» **AIM OF THE EXERCISE**:
Return each line of the data below that contains the string "content".
•••
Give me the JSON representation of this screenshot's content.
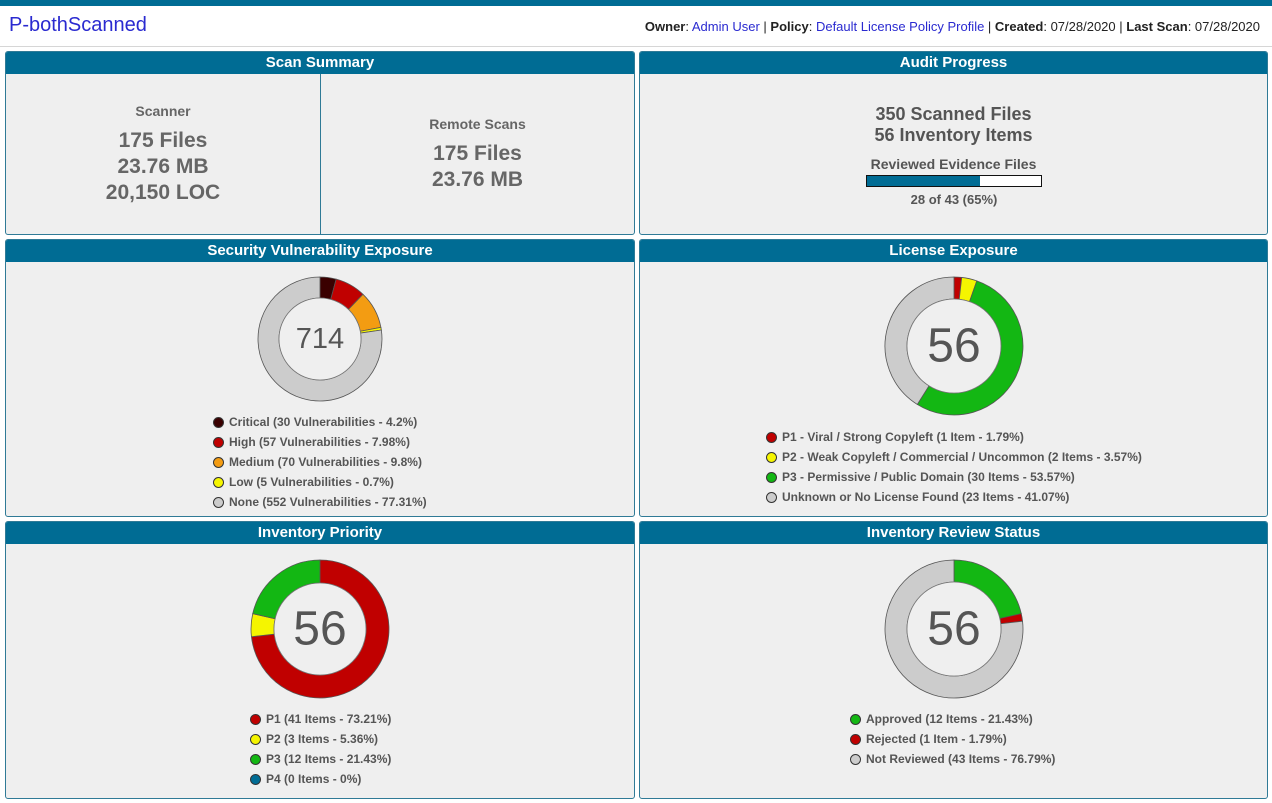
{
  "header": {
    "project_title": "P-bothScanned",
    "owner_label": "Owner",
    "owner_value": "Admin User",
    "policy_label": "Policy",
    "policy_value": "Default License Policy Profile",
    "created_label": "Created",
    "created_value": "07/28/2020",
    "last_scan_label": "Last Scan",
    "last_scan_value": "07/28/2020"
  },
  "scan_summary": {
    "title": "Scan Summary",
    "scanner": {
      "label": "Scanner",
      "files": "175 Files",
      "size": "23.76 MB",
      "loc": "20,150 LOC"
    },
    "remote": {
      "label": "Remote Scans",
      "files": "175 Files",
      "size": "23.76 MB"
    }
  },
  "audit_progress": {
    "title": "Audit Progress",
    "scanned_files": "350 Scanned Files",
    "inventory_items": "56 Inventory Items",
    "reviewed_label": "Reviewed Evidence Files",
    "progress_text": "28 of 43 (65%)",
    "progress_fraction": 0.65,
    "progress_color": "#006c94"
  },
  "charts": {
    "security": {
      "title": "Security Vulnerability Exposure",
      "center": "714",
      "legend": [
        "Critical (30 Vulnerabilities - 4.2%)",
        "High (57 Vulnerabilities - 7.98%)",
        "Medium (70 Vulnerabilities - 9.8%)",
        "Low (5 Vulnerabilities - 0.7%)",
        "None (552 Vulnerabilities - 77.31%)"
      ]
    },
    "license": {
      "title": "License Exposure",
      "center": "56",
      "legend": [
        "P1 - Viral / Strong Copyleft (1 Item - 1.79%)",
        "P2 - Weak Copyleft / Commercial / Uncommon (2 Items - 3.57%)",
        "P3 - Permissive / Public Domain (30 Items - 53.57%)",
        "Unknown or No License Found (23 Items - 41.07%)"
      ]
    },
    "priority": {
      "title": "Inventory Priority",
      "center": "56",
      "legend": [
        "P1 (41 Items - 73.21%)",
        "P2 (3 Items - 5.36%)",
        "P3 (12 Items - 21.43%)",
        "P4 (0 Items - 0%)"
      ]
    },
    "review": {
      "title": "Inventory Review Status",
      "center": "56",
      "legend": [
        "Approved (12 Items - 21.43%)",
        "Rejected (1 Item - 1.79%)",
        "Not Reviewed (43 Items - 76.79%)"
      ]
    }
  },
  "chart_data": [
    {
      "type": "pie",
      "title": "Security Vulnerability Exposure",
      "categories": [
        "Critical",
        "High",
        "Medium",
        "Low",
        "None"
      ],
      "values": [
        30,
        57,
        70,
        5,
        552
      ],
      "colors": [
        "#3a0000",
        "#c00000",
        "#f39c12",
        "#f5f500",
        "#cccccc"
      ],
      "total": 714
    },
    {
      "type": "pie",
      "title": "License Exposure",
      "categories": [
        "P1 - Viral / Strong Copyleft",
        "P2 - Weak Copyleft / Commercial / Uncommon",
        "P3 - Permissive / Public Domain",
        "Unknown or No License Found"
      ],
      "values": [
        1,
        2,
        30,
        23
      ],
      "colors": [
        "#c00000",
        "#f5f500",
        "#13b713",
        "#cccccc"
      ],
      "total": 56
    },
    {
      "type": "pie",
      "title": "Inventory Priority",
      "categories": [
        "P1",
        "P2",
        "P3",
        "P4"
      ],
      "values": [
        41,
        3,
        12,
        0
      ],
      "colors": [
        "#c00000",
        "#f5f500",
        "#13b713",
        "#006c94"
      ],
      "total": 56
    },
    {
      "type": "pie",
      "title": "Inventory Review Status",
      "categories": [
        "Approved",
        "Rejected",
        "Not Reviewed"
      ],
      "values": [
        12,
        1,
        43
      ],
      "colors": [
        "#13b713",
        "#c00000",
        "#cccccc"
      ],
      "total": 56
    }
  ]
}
•••
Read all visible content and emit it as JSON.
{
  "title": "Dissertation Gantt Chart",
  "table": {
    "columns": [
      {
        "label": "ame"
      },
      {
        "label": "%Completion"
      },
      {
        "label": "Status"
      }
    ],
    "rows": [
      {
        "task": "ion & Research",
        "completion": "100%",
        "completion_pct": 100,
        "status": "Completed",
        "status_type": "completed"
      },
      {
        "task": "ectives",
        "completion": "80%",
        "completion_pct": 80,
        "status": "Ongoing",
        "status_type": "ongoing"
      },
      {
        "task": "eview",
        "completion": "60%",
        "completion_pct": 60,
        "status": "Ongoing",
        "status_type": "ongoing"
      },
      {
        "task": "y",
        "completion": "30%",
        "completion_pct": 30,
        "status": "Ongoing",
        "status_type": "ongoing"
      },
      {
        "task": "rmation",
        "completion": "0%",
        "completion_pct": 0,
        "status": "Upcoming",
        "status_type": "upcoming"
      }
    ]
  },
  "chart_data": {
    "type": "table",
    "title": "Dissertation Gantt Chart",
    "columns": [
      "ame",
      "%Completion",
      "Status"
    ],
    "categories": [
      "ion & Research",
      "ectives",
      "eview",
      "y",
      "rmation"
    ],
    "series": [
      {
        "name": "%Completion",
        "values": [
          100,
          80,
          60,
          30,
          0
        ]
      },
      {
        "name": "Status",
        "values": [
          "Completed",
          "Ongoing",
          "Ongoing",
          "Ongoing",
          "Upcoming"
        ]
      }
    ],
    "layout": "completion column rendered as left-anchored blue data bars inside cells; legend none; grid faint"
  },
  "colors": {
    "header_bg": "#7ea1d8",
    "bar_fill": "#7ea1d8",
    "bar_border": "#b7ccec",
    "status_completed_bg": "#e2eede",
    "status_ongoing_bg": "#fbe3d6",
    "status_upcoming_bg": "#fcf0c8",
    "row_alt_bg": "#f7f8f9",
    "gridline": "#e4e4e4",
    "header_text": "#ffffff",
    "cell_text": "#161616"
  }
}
•••
» **ANSWER FOR THIS EXERCISE**:
Give me the JSON representation of this screenshot's content.
Read all visible content and emit it as JSON.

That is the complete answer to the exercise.